[begin QUOTED TEXT]
HPL is a software package that solves a (random) dense linear system in double precision (64 bits) arithmetic on distributed-memory computers. It can thus be regarded as a portable as well as freely available implementation of the High Performance Computing Linpack Benchmark.
The algorithm used by HPL can be summarized by the following keywords: Two-dimensional block-cyclic data distribution – Right-looking variant of the LU factorization with row partial pivoting featuring multiple look-ahead depths – Recursive panel factorization with pivot search and column broadcast combined – Various virtual panel broadcast topologies – bandwidth reducing swap-broadcast algorithm – backward substitution with look-ahead of depth 1.
Official website for HPL : https://www.netlib.org/benchmark/hpl/
Building HPL with Ampere-Oracle BLIS libraries is very easy and should not take a lot of time. It’s a 2-step process: Step 1: Where we build the Math libraries found on the Ampere branch of Oracle BLIS libraries and Step 2 where we build the HPL binaries.
A detailed guide is below:
System Config :
OS : Ubuntu 20.04
GCC : 12.2.0
Kernel : 5.4.0-148-generic
Also, it's a good idea if running Ubuntu to do a sudo apt install build-essential and take care of some basic dependencies.
To ensure a seamless build process, both, the math libraries and the benchmark are built inside the /opt directory.
a. Downloading and installing Ampere Oracle BLIS Libraries:
pushd /opt
git clone https://github.com/flame/blis.git MyBlisDir
pushd MyBlisDir
#Switch to the new ampere branch
git checkout ampere
./QuickStart.sh altramax
- Ensure that the test bench contains Ampere Oracle BLIS exported to PATH and LD_LIBRARY_PATH appropriately.
[end QUOTED TEXT]
■ OBJECTIVE ■
Rewrite the HPL build guide from "A detailed guide" up to and including "the /opt directory.", replacing "seamless" with "smooth".
[begin STORED ROWS]
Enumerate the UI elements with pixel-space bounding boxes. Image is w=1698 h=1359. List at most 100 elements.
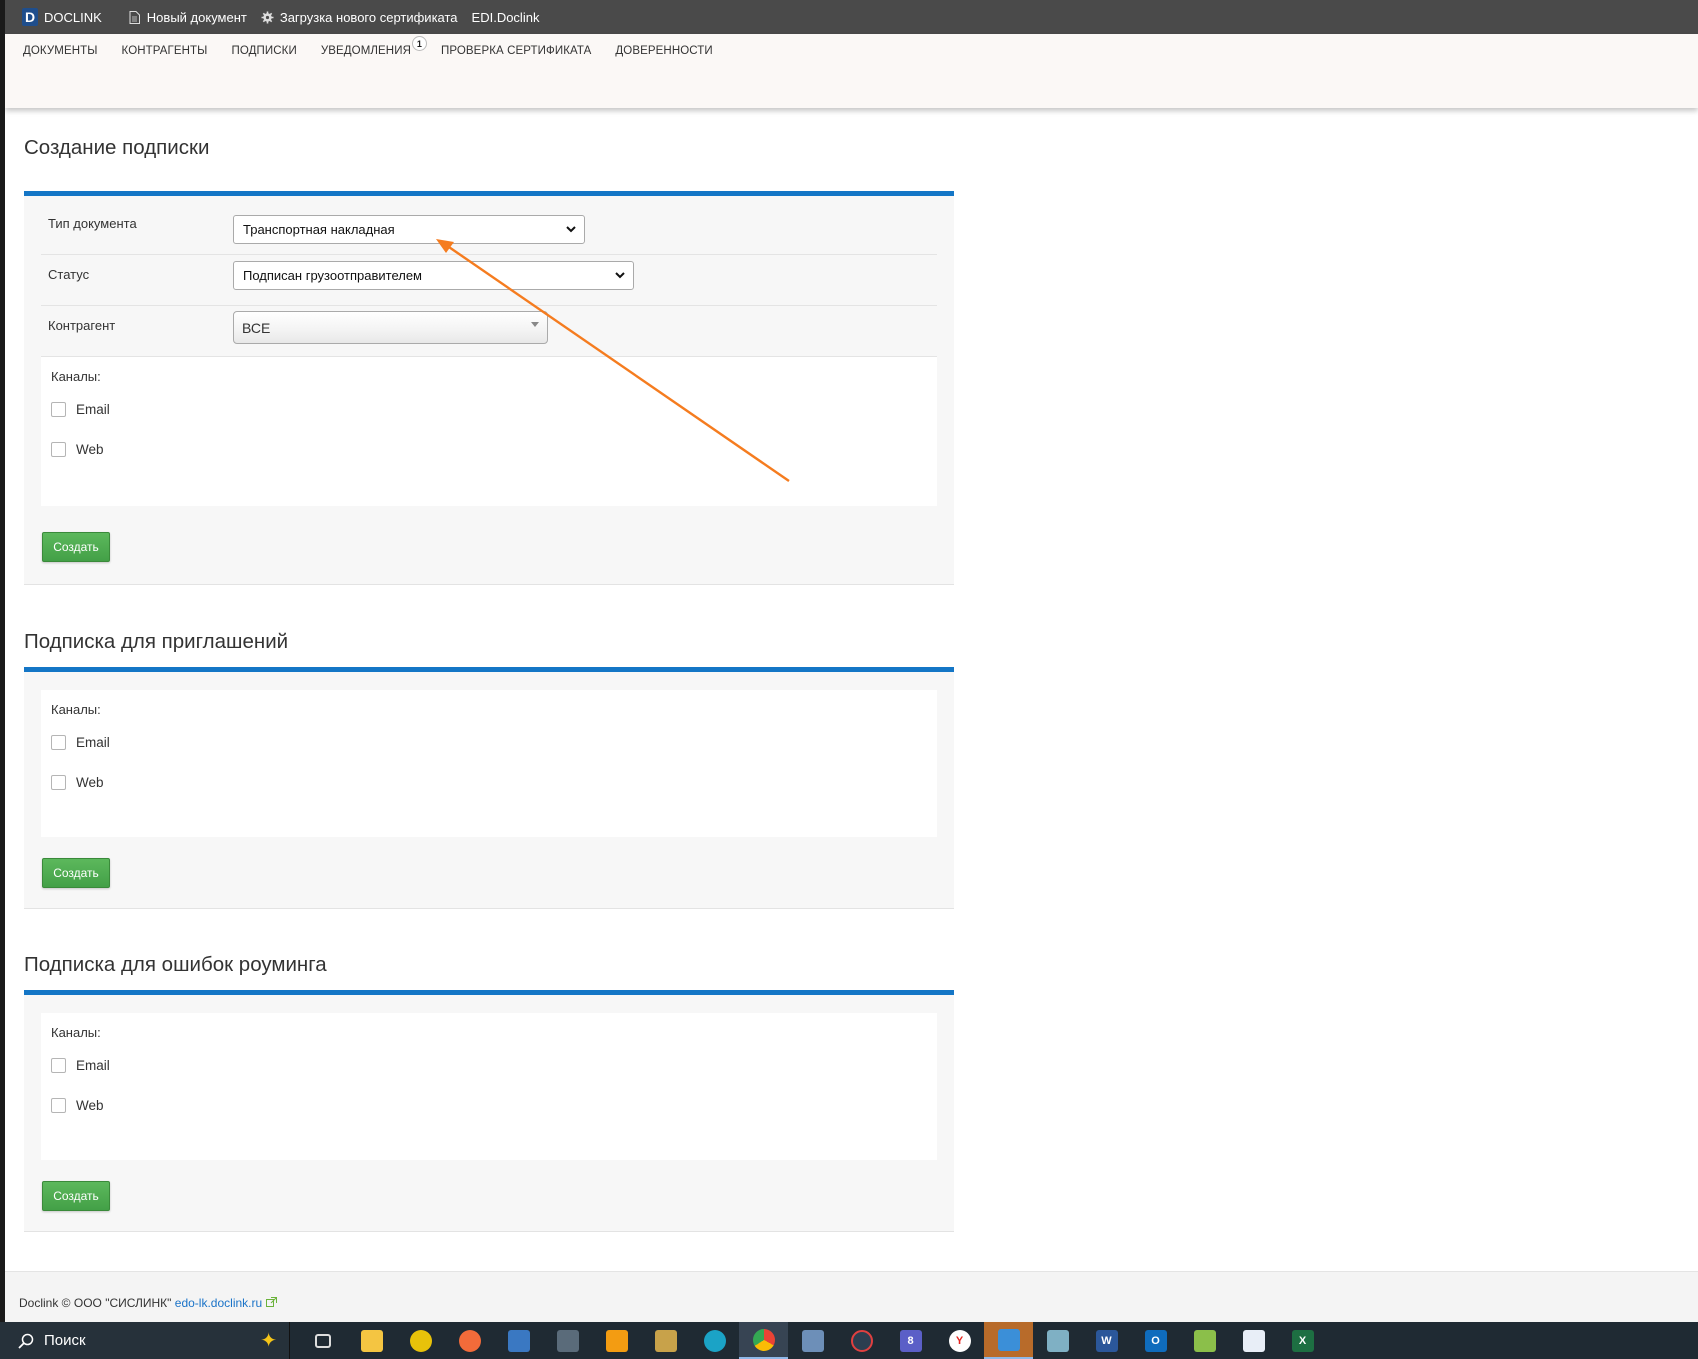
app-monitor-icon[interactable] [788,1322,837,1359]
email-label: Email [76,402,110,417]
gear-icon [261,10,274,24]
main-nav: ДОКУМЕНТЫ КОНТРАГЕНТЫ ПОДПИСКИ УВЕДОМЛЕН… [5,34,1698,108]
invitations-email-checkbox[interactable] [51,735,66,750]
web-label: Web [76,1098,104,1113]
calculator-icon[interactable] [543,1322,592,1359]
roaming-email-row[interactable]: Email [51,1058,110,1073]
status-label: Статус [48,267,90,282]
invitations-web-checkbox[interactable] [51,775,66,790]
email-label: Email [76,1058,110,1073]
status-value: Подписан грузоотправителем [243,268,422,283]
edi-doclink-link[interactable]: EDI.Doclink [472,10,540,25]
nav-contractors[interactable]: КОНТРАГЕНТЫ [122,45,208,57]
invitations-panel: Каналы: Email Web Создать [24,667,954,909]
external-link-icon [265,1297,277,1307]
top-bar: D DOCLINK Новый документ Загрузка нового… [0,0,1698,34]
edi-doclink-label: EDI.Doclink [471,9,540,25]
footer-copyright: Doclink © ООО "СИСЛИНК" [19,1296,172,1310]
invitations-web-row[interactable]: Web [51,775,104,790]
web-label: Web [76,442,104,457]
status-select[interactable]: Подписан грузоотправителем [233,261,634,290]
email-checkbox-row[interactable]: Email [51,402,110,417]
create-subscription-button[interactable]: Создать [42,532,110,562]
notifications-badge: 1 [411,36,427,51]
nav-subscriptions[interactable]: ПОДПИСКИ [231,45,296,57]
chrome-icon[interactable] [739,1322,788,1359]
window-left-edge [0,0,5,1322]
nav-notifications[interactable]: УВЕДОМЛЕНИЯ 1 [320,36,427,57]
app-desktop-icon[interactable] [494,1322,543,1359]
roaming-panel: Каналы: Email Web Создать [24,990,954,1232]
email-checkbox[interactable] [51,402,66,417]
create-invitations-button[interactable]: Создать [42,858,110,888]
channels-label: Каналы: [51,369,101,384]
nav-documents[interactable]: ДОКУМЕНТЫ [23,45,98,57]
new-document-link[interactable]: Новый документ [128,10,247,25]
chevron-down-icon [615,272,625,279]
app-active-blue-icon[interactable] [984,1322,1033,1359]
task-view-icon[interactable] [298,1322,347,1359]
roaming-web-checkbox[interactable] [51,1098,66,1113]
teams-icon[interactable]: 8 [886,1322,935,1359]
taskbar-apps: 8 Y W O X [290,1322,1327,1359]
edge-icon[interactable] [690,1322,739,1359]
doc-type-row: Тип документа Транспортная накладная [41,204,937,255]
create-roaming-button[interactable]: Создать [42,1181,110,1211]
channels-label: Каналы: [51,702,101,717]
contractor-label: Контрагент [48,318,116,333]
status-row: Статус Подписан грузоотправителем [41,255,937,306]
app-document-icon[interactable] [1229,1322,1278,1359]
invitations-title: Подписка для приглашений [24,630,289,653]
outlook-icon[interactable]: O [1131,1322,1180,1359]
email-label: Email [76,735,110,750]
web-checkbox-row[interactable]: Web [51,442,104,457]
doc-type-value: Транспортная накладная [243,222,395,237]
contractor-select[interactable]: ВСЕ [233,311,548,344]
windows-taskbar: Поиск ✦ 8 Y W O X [0,1322,1698,1359]
contractor-row: Контрагент ВСЕ [41,306,937,357]
brand[interactable]: D DOCLINK [22,8,102,26]
footer-link[interactable]: edo-lk.doclink.ru [175,1296,262,1310]
roaming-email-checkbox[interactable] [51,1058,66,1073]
doc-type-label: Тип документа [48,216,137,231]
create-subscription-panel: Тип документа Транспортная накладная Ста… [24,191,954,585]
search-icon [18,1333,34,1349]
taskbar-search[interactable]: Поиск ✦ [0,1322,290,1359]
footer: Doclink © ООО "СИСЛИНК" edo-lk.doclink.r… [5,1271,1698,1322]
app-orange-compass-icon[interactable] [445,1322,494,1359]
roaming-web-row[interactable]: Web [51,1098,104,1113]
invitations-email-row[interactable]: Email [51,735,110,750]
brand-name: DOCLINK [44,9,102,25]
app-tools-icon[interactable] [641,1322,690,1359]
word-icon[interactable]: W [1082,1322,1131,1359]
channels-label: Каналы: [51,1025,101,1040]
app-notepad-icon[interactable] [1180,1322,1229,1359]
doc-type-select[interactable]: Транспортная накладная [233,215,585,244]
roaming-channels-box: Каналы: Email Web [41,1013,937,1160]
nav-notifications-label: УВЕДОМЛЕНИЯ [320,45,411,57]
create-subscription-title: Создание подписки [24,136,210,159]
app-media-icon[interactable] [837,1322,886,1359]
upload-certificate-label: Загрузка нового сертификата [279,9,458,25]
teams-badge: 8 [899,1329,922,1352]
app-pen-icon[interactable] [1033,1322,1082,1359]
taskbar-search-label: Поиск [44,1332,86,1349]
excel-icon[interactable]: X [1278,1322,1327,1359]
app-yellow-circle-icon[interactable] [396,1322,445,1359]
file-explorer-icon[interactable] [347,1322,396,1359]
roaming-title: Подписка для ошибок роуминга [24,953,327,976]
doclink-logo-icon: D [22,8,38,26]
upload-certificate-link[interactable]: Загрузка нового сертификата [261,10,458,25]
document-icon [128,10,141,24]
channels-box: Каналы: Email Web [41,357,937,506]
copilot-sparkle-icon: ✦ [260,1330,277,1352]
yandex-browser-icon[interactable]: Y [935,1322,984,1359]
new-document-label: Новый документ [146,9,247,25]
web-checkbox[interactable] [51,442,66,457]
app-orange-shape-icon[interactable] [592,1322,641,1359]
nav-certificate-check[interactable]: ПРОВЕРКА СЕРТИФИКАТА [441,45,591,57]
nav-powers-of-attorney[interactable]: ДОВЕРЕННОСТИ [615,45,712,57]
web-label: Web [76,775,104,790]
invitations-channels-box: Каналы: Email Web [41,690,937,837]
chevron-down-icon [566,226,576,233]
[end STORED ROWS]
■ RESULT OF THIS TASK ■
A detailed guide is below:
System Config :
OS : Ubuntu 20.04
GCC : 12.2.0
Kernel : 5.4.0-148-generic
Also, it's a good idea if running Ubuntu to do a sudo apt install build-essential and take care of some basic dependencies.
To ensure a smooth build process, both, the math libraries and the benchmark are built inside the /opt directory.